• _GIVEN RECORDS_:
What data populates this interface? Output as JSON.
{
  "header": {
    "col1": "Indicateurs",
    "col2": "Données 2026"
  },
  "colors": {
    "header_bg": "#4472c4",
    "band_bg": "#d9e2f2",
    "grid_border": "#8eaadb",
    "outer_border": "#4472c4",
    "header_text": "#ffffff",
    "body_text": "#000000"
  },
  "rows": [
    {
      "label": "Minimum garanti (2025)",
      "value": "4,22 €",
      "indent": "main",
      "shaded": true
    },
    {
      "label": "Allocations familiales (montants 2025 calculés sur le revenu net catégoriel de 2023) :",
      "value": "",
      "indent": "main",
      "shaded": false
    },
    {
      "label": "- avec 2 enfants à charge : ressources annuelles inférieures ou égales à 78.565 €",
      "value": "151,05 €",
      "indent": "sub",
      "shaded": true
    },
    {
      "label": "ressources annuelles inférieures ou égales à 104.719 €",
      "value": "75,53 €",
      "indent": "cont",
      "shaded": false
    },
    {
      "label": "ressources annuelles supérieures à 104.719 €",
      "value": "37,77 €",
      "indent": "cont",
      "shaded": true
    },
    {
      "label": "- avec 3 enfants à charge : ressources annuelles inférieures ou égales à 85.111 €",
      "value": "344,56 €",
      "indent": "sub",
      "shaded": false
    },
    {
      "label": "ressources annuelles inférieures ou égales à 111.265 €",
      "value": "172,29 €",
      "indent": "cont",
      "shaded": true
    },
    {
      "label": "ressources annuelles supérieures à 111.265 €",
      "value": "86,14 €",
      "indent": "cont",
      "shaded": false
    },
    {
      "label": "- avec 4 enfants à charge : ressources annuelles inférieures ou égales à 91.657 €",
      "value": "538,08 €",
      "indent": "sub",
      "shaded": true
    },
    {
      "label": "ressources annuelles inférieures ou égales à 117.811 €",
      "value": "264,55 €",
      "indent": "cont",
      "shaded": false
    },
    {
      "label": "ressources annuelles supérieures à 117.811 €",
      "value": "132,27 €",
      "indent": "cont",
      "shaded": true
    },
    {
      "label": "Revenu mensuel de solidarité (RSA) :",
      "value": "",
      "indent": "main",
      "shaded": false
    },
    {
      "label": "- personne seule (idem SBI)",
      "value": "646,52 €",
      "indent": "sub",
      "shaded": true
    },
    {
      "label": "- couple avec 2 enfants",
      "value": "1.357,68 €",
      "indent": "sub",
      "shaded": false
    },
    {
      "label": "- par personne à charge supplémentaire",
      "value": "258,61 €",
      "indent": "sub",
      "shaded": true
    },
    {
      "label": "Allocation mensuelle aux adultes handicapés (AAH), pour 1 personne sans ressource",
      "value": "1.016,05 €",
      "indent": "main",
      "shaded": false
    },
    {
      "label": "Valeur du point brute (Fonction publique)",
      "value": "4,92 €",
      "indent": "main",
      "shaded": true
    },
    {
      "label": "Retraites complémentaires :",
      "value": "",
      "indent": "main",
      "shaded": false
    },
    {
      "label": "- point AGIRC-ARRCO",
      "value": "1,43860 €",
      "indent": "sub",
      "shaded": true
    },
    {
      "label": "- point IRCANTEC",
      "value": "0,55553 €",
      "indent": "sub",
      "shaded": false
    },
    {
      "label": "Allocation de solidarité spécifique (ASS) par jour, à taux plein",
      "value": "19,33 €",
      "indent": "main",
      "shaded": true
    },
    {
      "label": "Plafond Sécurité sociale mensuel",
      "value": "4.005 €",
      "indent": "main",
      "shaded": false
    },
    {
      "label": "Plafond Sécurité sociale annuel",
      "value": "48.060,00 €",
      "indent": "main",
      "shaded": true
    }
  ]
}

• _WHAT YOU ARE ASKED TO DO_:
Go through the records and print each one exactly.

• _FINAL ANSWER_:
What data populates this interface? Output as JSON.
{
  "header": {
    "col1": "Indicateurs",
    "col2": "Données 2026"
  },
  "colors": {
    "header_bg": "#4472c4",
    "band_bg": "#d9e2f2",
    "grid_border": "#8eaadb",
    "outer_border": "#4472c4",
    "header_text": "#ffffff",
    "body_text": "#000000"
  },
  "rows": [
    {
      "label": "Minimum garanti (2025)",
      "value": "4,22 €",
      "indent": "main",
      "shaded": true
    },
    {
      "label": "Allocations familiales (montants 2025 calculés sur le revenu net catégoriel de 2023) :",
      "value": "",
      "indent": "main",
      "shaded": false
    },
    {
      "label": "- avec 2 enfants à charge : ressources annuelles inférieures ou égales à 78.565 €",
      "value": "151,05 €",
      "indent": "sub",
      "shaded": true
    },
    {
      "label": "ressources annuelles inférieures ou égales à 104.719 €",
      "value": "75,53 €",
      "indent": "cont",
      "shaded": false
    },
    {
      "label": "ressources annuelles supérieures à 104.719 €",
      "value": "37,77 €",
      "indent": "cont",
      "shaded": true
    },
    {
      "label": "- avec 3 enfants à charge : ressources annuelles inférieures ou égales à 85.111 €",
      "value": "344,56 €",
      "indent": "sub",
      "shaded": false
    },
    {
      "label": "ressources annuelles inférieures ou égales à 111.265 €",
      "value": "172,29 €",
      "indent": "cont",
      "shaded": true
    },
    {
      "label": "ressources annuelles supérieures à 111.265 €",
      "value": "86,14 €",
      "indent": "cont",
      "shaded": false
    },
    {
      "label": "- avec 4 enfants à charge : ressources annuelles inférieures ou égales à 91.657 €",
      "value": "538,08 €",
      "indent": "sub",
      "shaded": true
    },
    {
      "label": "ressources annuelles inférieures ou égales à 117.811 €",
      "value": "264,55 €",
      "indent": "cont",
      "shaded": false
    },
    {
      "label": "ressources annuelles supérieures à 117.811 €",
      "value": "132,27 €",
      "indent": "cont",
      "shaded": true
    },
    {
      "label": "Revenu mensuel de solidarité (RSA) :",
      "value": "",
      "indent": "main",
      "shaded": false
    },
    {
      "label": "- personne seule (idem SBI)",
      "value": "646,52 €",
      "indent": "sub",
      "shaded": true
    },
    {
      "label": "- couple avec 2 enfants",
      "value": "1.357,68 €",
      "indent": "sub",
      "shaded": false
    },
    {
      "label": "- par personne à charge supplémentaire",
      "value": "258,61 €",
      "indent": "sub",
      "shaded": true
    },
    {
      "label": "Allocation mensuelle aux adultes handicapés (AAH), pour 1 personne sans ressource",
      "value": "1.016,05 €",
      "indent": "main",
      "shaded": false
    },
    {
      "label": "Valeur du point brute (Fonction publique)",
      "value": "4,92 €",
      "indent": "main",
      "shaded": true
    },
    {
      "label": "Retraites complémentaires :",
      "value": "",
      "indent": "main",
      "shaded": false
    },
    {
      "label": "- point AGIRC-ARRCO",
      "value": "1,43860 €",
      "indent": "sub",
      "shaded": true
    },
    {
      "label": "- point IRCANTEC",
      "value": "0,55553 €",
      "indent": "sub",
      "shaded": false
    },
    {
      "label": "Allocation de solidarité spécifique (ASS) par jour, à taux plein",
      "value": "19,33 €",
      "indent": "main",
      "shaded": true
    },
    {
      "label": "Plafond Sécurité sociale mensuel",
      "value": "4.005 €",
      "indent": "main",
      "shaded": false
    },
    {
      "label": "Plafond Sécurité sociale annuel",
      "value": "48.060,00 €",
      "indent": "main",
      "shaded": true
    }
  ]
}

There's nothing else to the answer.